## EXERCISE OBJECTIVE
Provide the data again in its entirety, exactly as given.

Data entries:
────

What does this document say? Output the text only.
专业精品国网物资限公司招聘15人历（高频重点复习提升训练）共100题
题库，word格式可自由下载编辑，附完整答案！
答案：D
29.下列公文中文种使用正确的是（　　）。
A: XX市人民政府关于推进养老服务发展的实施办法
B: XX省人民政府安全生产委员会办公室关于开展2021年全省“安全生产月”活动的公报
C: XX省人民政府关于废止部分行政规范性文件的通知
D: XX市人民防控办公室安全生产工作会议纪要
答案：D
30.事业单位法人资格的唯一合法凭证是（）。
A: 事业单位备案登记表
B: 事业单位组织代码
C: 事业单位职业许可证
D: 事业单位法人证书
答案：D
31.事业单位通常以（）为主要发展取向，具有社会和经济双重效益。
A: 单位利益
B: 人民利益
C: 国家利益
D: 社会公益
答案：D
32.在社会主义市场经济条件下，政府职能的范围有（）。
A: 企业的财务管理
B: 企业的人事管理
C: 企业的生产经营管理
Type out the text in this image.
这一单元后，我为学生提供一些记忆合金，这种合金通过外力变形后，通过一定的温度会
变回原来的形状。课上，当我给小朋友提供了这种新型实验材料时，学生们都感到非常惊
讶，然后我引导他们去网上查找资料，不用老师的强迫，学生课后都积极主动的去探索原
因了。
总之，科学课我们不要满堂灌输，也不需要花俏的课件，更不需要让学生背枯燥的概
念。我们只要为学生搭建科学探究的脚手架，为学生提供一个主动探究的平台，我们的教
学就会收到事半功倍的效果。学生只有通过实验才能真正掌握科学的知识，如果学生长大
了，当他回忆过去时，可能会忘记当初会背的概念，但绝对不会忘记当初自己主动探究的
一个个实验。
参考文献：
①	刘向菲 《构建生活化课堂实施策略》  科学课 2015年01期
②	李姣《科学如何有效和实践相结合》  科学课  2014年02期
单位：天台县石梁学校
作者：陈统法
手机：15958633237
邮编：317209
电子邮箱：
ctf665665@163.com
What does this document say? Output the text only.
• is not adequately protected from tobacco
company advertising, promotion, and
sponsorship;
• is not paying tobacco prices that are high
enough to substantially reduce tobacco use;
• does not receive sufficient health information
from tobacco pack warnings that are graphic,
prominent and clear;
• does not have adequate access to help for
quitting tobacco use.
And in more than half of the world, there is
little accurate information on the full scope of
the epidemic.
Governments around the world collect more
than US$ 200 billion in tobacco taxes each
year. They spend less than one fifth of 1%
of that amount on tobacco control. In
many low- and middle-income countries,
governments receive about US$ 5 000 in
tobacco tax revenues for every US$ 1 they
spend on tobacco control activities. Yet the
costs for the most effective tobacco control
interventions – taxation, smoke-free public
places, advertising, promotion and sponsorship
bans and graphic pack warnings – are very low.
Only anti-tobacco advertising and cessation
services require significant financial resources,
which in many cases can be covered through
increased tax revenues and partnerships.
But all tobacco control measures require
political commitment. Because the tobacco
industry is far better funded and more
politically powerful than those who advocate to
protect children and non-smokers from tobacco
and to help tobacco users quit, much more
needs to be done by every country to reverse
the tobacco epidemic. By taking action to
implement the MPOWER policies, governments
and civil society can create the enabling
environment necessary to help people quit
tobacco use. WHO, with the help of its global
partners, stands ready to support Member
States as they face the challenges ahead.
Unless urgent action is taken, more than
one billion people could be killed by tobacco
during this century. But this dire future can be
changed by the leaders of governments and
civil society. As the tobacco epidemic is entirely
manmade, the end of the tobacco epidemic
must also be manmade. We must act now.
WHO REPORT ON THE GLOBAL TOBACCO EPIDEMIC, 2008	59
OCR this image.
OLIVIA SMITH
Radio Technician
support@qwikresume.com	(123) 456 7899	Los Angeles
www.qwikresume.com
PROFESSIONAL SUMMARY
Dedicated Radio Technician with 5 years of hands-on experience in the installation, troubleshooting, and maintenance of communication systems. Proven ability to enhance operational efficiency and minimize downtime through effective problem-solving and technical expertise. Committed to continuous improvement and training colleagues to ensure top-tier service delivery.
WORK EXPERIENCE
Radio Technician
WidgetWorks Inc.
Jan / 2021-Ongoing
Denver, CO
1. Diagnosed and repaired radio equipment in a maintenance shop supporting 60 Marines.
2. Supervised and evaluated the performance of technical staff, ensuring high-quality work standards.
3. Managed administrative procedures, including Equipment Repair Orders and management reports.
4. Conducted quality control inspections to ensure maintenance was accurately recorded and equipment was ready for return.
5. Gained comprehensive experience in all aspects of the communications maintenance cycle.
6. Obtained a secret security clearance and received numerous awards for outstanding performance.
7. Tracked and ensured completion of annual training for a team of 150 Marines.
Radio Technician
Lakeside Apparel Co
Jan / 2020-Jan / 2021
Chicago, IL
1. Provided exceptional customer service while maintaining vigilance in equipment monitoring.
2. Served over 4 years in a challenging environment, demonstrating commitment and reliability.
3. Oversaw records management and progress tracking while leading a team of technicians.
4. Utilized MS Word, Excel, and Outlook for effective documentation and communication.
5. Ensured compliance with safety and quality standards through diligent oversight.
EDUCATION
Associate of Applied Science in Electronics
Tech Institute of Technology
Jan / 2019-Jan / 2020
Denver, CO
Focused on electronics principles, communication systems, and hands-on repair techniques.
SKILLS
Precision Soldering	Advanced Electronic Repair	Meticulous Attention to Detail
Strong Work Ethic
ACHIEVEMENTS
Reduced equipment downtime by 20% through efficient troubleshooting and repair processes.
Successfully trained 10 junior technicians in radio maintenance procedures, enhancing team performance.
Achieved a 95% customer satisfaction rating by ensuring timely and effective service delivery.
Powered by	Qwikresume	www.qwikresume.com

────

## ANSWER TO THIS TASK
What does this document say? Output the text only.
专业精品国网物资限公司招聘15人历（高频重点复习提升训练）共100题
题库，word格式可自由下载编辑，附完整答案！
答案：D
29.下列公文中文种使用正确的是（　　）。
A: XX市人民政府关于推进养老服务发展的实施办法
B: XX省人民政府安全生产委员会办公室关于开展2021年全省“安全生产月”活动的公报
C: XX省人民政府关于废止部分行政规范性文件的通知
D: XX市人民防控办公室安全生产工作会议纪要
答案：D
30.事业单位法人资格的唯一合法凭证是（）。
A: 事业单位备案登记表
B: 事业单位组织代码
C: 事业单位职业许可证
D: 事业单位法人证书
答案：D
31.事业单位通常以（）为主要发展取向，具有社会和经济双重效益。
A: 单位利益
B: 人民利益
C: 国家利益
D: 社会公益
答案：D
32.在社会主义市场经济条件下，政府职能的范围有（）。
A: 企业的财务管理
B: 企业的人事管理
C: 企业的生产经营管理
Type out the text in this image.
这一单元后，我为学生提供一些记忆合金，这种合金通过外力变形后，通过一定的温度会
变回原来的形状。课上，当我给小朋友提供了这种新型实验材料时，学生们都感到非常惊
讶，然后我引导他们去网上查找资料，不用老师的强迫，学生课后都积极主动的去探索原
因了。
总之，科学课我们不要满堂灌输，也不需要花俏的课件，更不需要让学生背枯燥的概
念。我们只要为学生搭建科学探究的脚手架，为学生提供一个主动探究的平台，我们的教
学就会收到事半功倍的效果。学生只有通过实验才能真正掌握科学的知识，如果学生长大
了，当他回忆过去时，可能会忘记当初会背的概念，但绝对不会忘记当初自己主动探究的
一个个实验。
参考文献：
①	刘向菲 《构建生活化课堂实施策略》  科学课 2015年01期
②	李姣《科学如何有效和实践相结合》  科学课  2014年02期
单位：天台县石梁学校
作者：陈统法
手机：15958633237
邮编：317209
电子邮箱：
ctf665665@163.com
What does this document say? Output the text only.
• is not adequately protected from tobacco
company advertising, promotion, and
sponsorship;
• is not paying tobacco prices that are high
enough to substantially reduce tobacco use;
• does not receive sufficient health information
from tobacco pack warnings that are graphic,
prominent and clear;
• does not have adequate access to help for
quitting tobacco use.
And in more than half of the world, there is
little accurate information on the full scope of
the epidemic.
Governments around the world collect more
than US$ 200 billion in tobacco taxes each
year. They spend less than one fifth of 1%
of that amount on tobacco control. In
many low- and middle-income countries,
governments receive about US$ 5 000 in
tobacco tax revenues for every US$ 1 they
spend on tobacco control activities. Yet the
costs for the most effective tobacco control
interventions – taxation, smoke-free public
places, advertising, promotion and sponsorship
bans and graphic pack warnings – are very low.
Only anti-tobacco advertising and cessation
services require significant financial resources,
which in many cases can be covered through
increased tax revenues and partnerships.
But all tobacco control measures require
political commitment. Because the tobacco
industry is far better funded and more
politically powerful than those who advocate to
protect children and non-smokers from tobacco
and to help tobacco users quit, much more
needs to be done by every country to reverse
the tobacco epidemic. By taking action to
implement the MPOWER policies, governments
and civil society can create the enabling
environment necessary to help people quit
tobacco use. WHO, with the help of its global
partners, stands ready to support Member
States as they face the challenges ahead.
Unless urgent action is taken, more than
one billion people could be killed by tobacco
during this century. But this dire future can be
changed by the leaders of governments and
civil society. As the tobacco epidemic is entirely
manmade, the end of the tobacco epidemic
must also be manmade. We must act now.
WHO REPORT ON THE GLOBAL TOBACCO EPIDEMIC, 2008	59
OCR this image.
OLIVIA SMITH
Radio Technician
support@qwikresume.com	(123) 456 7899	Los Angeles
www.qwikresume.com
PROFESSIONAL SUMMARY
Dedicated Radio Technician with 5 years of hands-on experience in the installation, troubleshooting, and maintenance of communication systems. Proven ability to enhance operational efficiency and minimize downtime through effective problem-solving and technical expertise. Committed to continuous improvement and training colleagues to ensure top-tier service delivery.
WORK EXPERIENCE
Radio Technician
WidgetWorks Inc.
Jan / 2021-Ongoing
Denver, CO
1. Diagnosed and repaired radio equipment in a maintenance shop supporting 60 Marines.
2. Supervised and evaluated the performance of technical staff, ensuring high-quality work standards.
3. Managed administrative procedures, including Equipment Repair Orders and management reports.
4. Conducted quality control inspections to ensure maintenance was accurately recorded and equipment was ready for return.
5. Gained comprehensive experience in all aspects of the communications maintenance cycle.
6. Obtained a secret security clearance and received numerous awards for outstanding performance.
7. Tracked and ensured completion of annual training for a team of 150 Marines.
Radio Technician
Lakeside Apparel Co
Jan / 2020-Jan / 2021
Chicago, IL
1. Provided exceptional customer service while maintaining vigilance in equipment monitoring.
2. Served over 4 years in a challenging environment, demonstrating commitment and reliability.
3. Oversaw records management and progress tracking while leading a team of technicians.
4. Utilized MS Word, Excel, and Outlook for effective documentation and communication.
5. Ensured compliance with safety and quality standards through diligent oversight.
EDUCATION
Associate of Applied Science in Electronics
Tech Institute of Technology
Jan / 2019-Jan / 2020
Denver, CO
Focused on electronics principles, communication systems, and hands-on repair techniques.
SKILLS
Precision Soldering	Advanced Electronic Repair	Meticulous Attention to Detail
Strong Work Ethic
ACHIEVEMENTS
Reduced equipment downtime by 20% through efficient troubleshooting and repair processes.
Successfully trained 10 junior technicians in radio maintenance procedures, enhancing team performance.
Achieved a 95% customer satisfaction rating by ensuring timely and effective service delivery.
Powered by	Qwikresume	www.qwikresume.com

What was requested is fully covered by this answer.